# start of INPUT MATERIAL

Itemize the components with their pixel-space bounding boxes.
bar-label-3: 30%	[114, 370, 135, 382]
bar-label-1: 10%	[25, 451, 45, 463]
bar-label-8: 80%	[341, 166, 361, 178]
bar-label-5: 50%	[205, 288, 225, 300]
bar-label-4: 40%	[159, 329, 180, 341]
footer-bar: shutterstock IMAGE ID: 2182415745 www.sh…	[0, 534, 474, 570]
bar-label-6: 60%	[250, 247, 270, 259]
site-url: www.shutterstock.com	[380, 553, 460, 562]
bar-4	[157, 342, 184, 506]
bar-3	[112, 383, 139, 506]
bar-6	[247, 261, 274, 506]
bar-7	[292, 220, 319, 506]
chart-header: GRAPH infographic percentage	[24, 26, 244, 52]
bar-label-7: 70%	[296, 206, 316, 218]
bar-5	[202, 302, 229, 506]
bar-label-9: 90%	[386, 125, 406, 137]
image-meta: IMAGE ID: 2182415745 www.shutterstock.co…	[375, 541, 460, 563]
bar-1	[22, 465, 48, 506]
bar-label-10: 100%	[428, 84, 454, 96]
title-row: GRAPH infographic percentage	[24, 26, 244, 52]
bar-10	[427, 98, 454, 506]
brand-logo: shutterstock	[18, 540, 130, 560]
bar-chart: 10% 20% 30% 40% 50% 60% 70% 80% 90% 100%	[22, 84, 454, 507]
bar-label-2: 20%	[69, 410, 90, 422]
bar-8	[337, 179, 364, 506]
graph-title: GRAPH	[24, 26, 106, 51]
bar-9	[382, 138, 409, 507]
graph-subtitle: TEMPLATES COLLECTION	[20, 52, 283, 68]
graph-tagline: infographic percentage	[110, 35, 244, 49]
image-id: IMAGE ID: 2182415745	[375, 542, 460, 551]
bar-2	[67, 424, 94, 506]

# end of INPUT MATERIAL

**THE TASK:** Return every line of the material above that contains the string "infographic", treating uppercase and lowercase as different.

**CORRECT OUTPUT:**
chart-header: GRAPH infographic percentage	[24, 26, 244, 52]
title-row: GRAPH infographic percentage	[24, 26, 244, 52]
graph-tagline: infographic percentage	[110, 35, 244, 49]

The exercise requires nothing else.